## START WORKING DATA

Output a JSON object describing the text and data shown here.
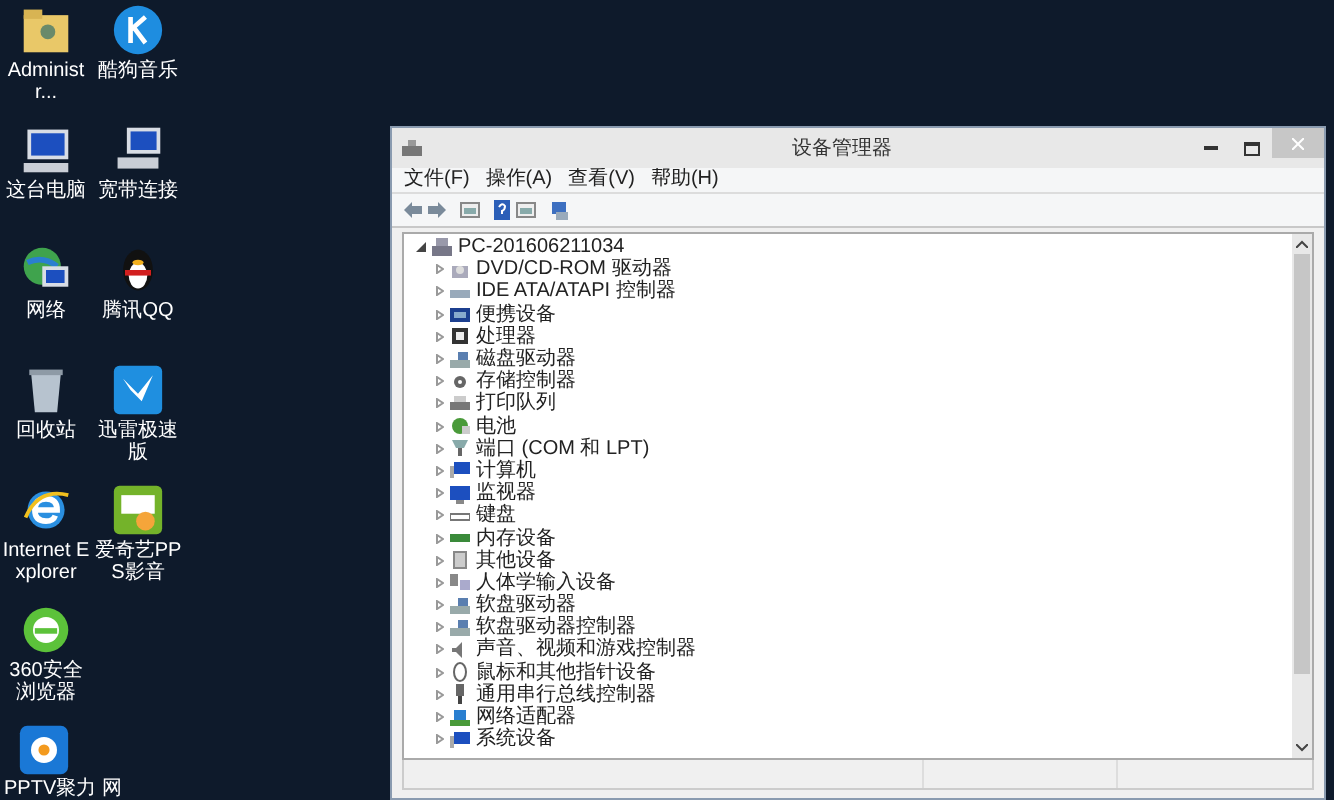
{
  "desktop_icons": [
    {
      "label": "Administr...",
      "kind": "folder"
    },
    {
      "label": "酷狗音乐",
      "kind": "music"
    },
    {
      "label": "这台电脑",
      "kind": "computer"
    },
    {
      "label": "宽带连接",
      "kind": "network"
    },
    {
      "label": "网络",
      "kind": "globe"
    },
    {
      "label": "腾讯QQ",
      "kind": "penguin"
    },
    {
      "label": "回收站",
      "kind": "bin"
    },
    {
      "label": "迅雷极速版",
      "kind": "bird"
    },
    {
      "label": "Internet Explorer",
      "kind": "ie"
    },
    {
      "label": "爱奇艺PPS影音",
      "kind": "tv"
    },
    {
      "label": "360安全浏览器",
      "kind": "browser360"
    },
    {
      "label": "PPTV聚力 网",
      "kind": "pptv"
    }
  ],
  "window": {
    "title": "设备管理器",
    "menu": [
      "文件(F)",
      "操作(A)",
      "查看(V)",
      "帮助(H)"
    ],
    "tree": {
      "label": "PC-201606211034",
      "expanded": true,
      "children": [
        {
          "label": "DVD/CD-ROM 驱动器",
          "kind": "disc"
        },
        {
          "label": "IDE ATA/ATAPI 控制器",
          "kind": "controller"
        },
        {
          "label": "便携设备",
          "kind": "portable"
        },
        {
          "label": "处理器",
          "kind": "cpu"
        },
        {
          "label": "磁盘驱动器",
          "kind": "disk"
        },
        {
          "label": "存储控制器",
          "kind": "storage"
        },
        {
          "label": "打印队列",
          "kind": "printer"
        },
        {
          "label": "电池",
          "kind": "battery"
        },
        {
          "label": "端口 (COM 和 LPT)",
          "kind": "port"
        },
        {
          "label": "计算机",
          "kind": "computer"
        },
        {
          "label": "监视器",
          "kind": "monitor"
        },
        {
          "label": "键盘",
          "kind": "keyboard"
        },
        {
          "label": "内存设备",
          "kind": "memory"
        },
        {
          "label": "其他设备",
          "kind": "other"
        },
        {
          "label": "人体学输入设备",
          "kind": "hid"
        },
        {
          "label": "软盘驱动器",
          "kind": "disk"
        },
        {
          "label": "软盘驱动器控制器",
          "kind": "disk"
        },
        {
          "label": "声音、视频和游戏控制器",
          "kind": "sound"
        },
        {
          "label": "鼠标和其他指针设备",
          "kind": "mouse"
        },
        {
          "label": "通用串行总线控制器",
          "kind": "usb"
        },
        {
          "label": "网络适配器",
          "kind": "network"
        },
        {
          "label": "系统设备",
          "kind": "computer"
        }
      ]
    }
  }
}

## END WORKING DATA

Exactly reproduce each record, leaving out any pictures.

Output a JSON object describing the text and data shown here.
{
  "desktop_icons": [
    {
      "label": "Administr...",
      "kind": "folder"
    },
    {
      "label": "酷狗音乐",
      "kind": "music"
    },
    {
      "label": "这台电脑",
      "kind": "computer"
    },
    {
      "label": "宽带连接",
      "kind": "network"
    },
    {
      "label": "网络",
      "kind": "globe"
    },
    {
      "label": "腾讯QQ",
      "kind": "penguin"
    },
    {
      "label": "回收站",
      "kind": "bin"
    },
    {
      "label": "迅雷极速版",
      "kind": "bird"
    },
    {
      "label": "Internet Explorer",
      "kind": "ie"
    },
    {
      "label": "爱奇艺PPS影音",
      "kind": "tv"
    },
    {
      "label": "360安全浏览器",
      "kind": "browser360"
    },
    {
      "label": "PPTV聚力 网",
      "kind": "pptv"
    }
  ],
  "window": {
    "title": "设备管理器",
    "menu": [
      "文件(F)",
      "操作(A)",
      "查看(V)",
      "帮助(H)"
    ],
    "tree": {
      "label": "PC-201606211034",
      "expanded": true,
      "children": [
        {
          "label": "DVD/CD-ROM 驱动器",
          "kind": "disc"
        },
        {
          "label": "IDE ATA/ATAPI 控制器",
          "kind": "controller"
        },
        {
          "label": "便携设备",
          "kind": "portable"
        },
        {
          "label": "处理器",
          "kind": "cpu"
        },
        {
          "label": "磁盘驱动器",
          "kind": "disk"
        },
        {
          "label": "存储控制器",
          "kind": "storage"
        },
        {
          "label": "打印队列",
          "kind": "printer"
        },
        {
          "label": "电池",
          "kind": "battery"
        },
        {
          "label": "端口 (COM 和 LPT)",
          "kind": "port"
        },
        {
          "label": "计算机",
          "kind": "computer"
        },
        {
          "label": "监视器",
          "kind": "monitor"
        },
        {
          "label": "键盘",
          "kind": "keyboard"
        },
        {
          "label": "内存设备",
          "kind": "memory"
        },
        {
          "label": "其他设备",
          "kind": "other"
        },
        {
          "label": "人体学输入设备",
          "kind": "hid"
        },
        {
          "label": "软盘驱动器",
          "kind": "disk"
        },
        {
          "label": "软盘驱动器控制器",
          "kind": "disk"
        },
        {
          "label": "声音、视频和游戏控制器",
          "kind": "sound"
        },
        {
          "label": "鼠标和其他指针设备",
          "kind": "mouse"
        },
        {
          "label": "通用串行总线控制器",
          "kind": "usb"
        },
        {
          "label": "网络适配器",
          "kind": "network"
        },
        {
          "label": "系统设备",
          "kind": "computer"
        }
      ]
    }
  }
}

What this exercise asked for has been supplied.